(Required task): In the records that follow, locate every line with "biệt" and extract it.

(Data supplied):
- - - - -

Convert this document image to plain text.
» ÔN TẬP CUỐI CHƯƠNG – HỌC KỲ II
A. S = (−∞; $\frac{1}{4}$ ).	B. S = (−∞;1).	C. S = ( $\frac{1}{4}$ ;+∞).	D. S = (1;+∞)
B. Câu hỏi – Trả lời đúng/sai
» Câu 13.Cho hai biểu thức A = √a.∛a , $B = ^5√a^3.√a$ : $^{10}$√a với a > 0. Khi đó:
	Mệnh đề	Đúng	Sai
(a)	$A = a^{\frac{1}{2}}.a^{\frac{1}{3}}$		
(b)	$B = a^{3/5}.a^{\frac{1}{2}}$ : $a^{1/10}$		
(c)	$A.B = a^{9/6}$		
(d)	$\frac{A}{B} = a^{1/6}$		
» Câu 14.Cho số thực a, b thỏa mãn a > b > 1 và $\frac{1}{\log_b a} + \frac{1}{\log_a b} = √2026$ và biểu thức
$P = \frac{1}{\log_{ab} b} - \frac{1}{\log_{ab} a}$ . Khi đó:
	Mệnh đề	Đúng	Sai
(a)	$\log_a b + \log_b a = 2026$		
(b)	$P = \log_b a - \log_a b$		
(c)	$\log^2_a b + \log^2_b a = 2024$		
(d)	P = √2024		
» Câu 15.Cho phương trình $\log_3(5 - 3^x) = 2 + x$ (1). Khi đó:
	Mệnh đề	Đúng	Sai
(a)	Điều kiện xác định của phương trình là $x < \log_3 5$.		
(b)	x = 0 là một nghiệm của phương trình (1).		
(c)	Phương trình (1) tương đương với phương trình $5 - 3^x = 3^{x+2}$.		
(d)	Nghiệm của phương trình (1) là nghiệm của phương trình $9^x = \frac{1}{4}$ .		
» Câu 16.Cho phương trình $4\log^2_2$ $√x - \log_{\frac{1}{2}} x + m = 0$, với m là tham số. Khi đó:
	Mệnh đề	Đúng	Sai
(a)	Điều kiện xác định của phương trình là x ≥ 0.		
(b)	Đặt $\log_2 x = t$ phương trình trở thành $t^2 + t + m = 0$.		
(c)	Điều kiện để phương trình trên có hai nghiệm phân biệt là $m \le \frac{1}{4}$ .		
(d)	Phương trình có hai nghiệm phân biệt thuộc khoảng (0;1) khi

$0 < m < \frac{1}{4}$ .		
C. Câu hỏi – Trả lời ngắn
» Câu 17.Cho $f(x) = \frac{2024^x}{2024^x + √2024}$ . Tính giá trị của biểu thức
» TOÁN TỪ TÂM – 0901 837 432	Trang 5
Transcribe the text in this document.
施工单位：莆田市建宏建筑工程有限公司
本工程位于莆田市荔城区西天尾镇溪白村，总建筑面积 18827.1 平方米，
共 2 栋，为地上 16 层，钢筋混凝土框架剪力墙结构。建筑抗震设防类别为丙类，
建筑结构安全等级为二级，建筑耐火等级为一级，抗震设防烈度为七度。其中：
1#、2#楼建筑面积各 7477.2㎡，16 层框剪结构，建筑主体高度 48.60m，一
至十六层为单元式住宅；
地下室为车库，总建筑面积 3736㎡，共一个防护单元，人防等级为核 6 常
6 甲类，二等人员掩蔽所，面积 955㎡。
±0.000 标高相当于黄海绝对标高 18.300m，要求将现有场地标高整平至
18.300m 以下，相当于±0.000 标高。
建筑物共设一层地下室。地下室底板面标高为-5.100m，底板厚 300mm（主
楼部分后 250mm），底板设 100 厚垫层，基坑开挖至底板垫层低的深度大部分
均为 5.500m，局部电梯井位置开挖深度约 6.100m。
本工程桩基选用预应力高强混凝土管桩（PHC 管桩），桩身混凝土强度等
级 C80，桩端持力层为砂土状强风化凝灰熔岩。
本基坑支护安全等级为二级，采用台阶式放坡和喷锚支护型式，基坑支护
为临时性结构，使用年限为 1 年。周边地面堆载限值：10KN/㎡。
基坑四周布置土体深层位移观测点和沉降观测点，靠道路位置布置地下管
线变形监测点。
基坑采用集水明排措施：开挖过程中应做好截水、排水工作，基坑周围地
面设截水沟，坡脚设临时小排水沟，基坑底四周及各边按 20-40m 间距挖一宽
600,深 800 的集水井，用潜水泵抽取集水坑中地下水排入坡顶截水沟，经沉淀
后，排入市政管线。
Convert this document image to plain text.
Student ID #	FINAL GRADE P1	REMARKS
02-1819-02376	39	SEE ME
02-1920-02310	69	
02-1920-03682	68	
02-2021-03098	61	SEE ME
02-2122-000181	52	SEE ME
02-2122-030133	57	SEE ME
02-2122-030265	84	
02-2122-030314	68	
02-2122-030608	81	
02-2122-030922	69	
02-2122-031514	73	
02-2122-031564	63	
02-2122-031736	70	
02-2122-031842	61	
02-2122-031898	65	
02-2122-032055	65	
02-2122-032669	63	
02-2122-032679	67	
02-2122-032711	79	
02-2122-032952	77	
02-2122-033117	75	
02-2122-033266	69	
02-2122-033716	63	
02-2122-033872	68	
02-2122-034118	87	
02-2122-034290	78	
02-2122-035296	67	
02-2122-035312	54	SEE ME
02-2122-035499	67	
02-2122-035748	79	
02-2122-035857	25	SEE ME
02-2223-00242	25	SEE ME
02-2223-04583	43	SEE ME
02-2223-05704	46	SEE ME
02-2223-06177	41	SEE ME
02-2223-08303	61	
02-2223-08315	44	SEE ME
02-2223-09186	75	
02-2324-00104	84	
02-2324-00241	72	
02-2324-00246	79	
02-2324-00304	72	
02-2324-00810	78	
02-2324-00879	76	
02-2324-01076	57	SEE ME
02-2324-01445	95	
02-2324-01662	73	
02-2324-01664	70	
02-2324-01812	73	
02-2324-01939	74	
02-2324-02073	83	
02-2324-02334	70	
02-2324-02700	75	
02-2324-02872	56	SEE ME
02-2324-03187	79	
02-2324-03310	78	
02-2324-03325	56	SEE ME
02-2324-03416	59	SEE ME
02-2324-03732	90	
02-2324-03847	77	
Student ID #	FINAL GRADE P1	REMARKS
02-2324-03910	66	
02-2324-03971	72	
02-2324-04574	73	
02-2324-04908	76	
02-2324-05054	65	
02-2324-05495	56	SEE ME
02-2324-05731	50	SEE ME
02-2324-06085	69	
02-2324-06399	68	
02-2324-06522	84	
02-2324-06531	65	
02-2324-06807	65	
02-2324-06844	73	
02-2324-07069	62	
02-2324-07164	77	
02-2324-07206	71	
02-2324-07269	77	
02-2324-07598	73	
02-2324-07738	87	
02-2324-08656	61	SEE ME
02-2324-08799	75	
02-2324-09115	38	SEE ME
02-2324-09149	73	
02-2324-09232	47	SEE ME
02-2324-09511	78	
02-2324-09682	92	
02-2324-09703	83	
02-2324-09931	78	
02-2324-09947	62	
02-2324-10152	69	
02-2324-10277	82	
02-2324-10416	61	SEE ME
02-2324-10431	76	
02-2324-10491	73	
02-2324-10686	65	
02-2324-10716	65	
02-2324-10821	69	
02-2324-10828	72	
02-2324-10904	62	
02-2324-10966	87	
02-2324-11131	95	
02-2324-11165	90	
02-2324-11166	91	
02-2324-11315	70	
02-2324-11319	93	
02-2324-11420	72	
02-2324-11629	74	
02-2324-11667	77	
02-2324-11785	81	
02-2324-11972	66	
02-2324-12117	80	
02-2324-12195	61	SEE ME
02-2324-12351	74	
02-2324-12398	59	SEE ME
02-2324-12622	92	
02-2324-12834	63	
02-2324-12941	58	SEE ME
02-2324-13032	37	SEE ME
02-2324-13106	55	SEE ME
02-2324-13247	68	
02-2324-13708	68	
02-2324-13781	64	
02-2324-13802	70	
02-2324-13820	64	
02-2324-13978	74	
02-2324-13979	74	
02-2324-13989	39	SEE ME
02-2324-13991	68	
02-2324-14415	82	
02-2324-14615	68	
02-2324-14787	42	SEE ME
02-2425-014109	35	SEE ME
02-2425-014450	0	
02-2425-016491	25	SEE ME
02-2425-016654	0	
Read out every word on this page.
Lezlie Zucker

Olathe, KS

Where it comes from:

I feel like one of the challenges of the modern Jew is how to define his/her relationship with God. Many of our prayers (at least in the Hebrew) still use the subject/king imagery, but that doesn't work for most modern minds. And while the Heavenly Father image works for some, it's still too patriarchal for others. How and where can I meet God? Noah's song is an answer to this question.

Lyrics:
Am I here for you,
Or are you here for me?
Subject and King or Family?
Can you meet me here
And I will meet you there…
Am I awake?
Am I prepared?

- - - - -

(Right answer):
(c)	Điều kiện để phương trình trên có hai nghiệm phân biệt là $m \le \frac{1}{4}$ .		
(d)	Phương trình có hai nghiệm phân biệt thuộc khoảng (0;1) khi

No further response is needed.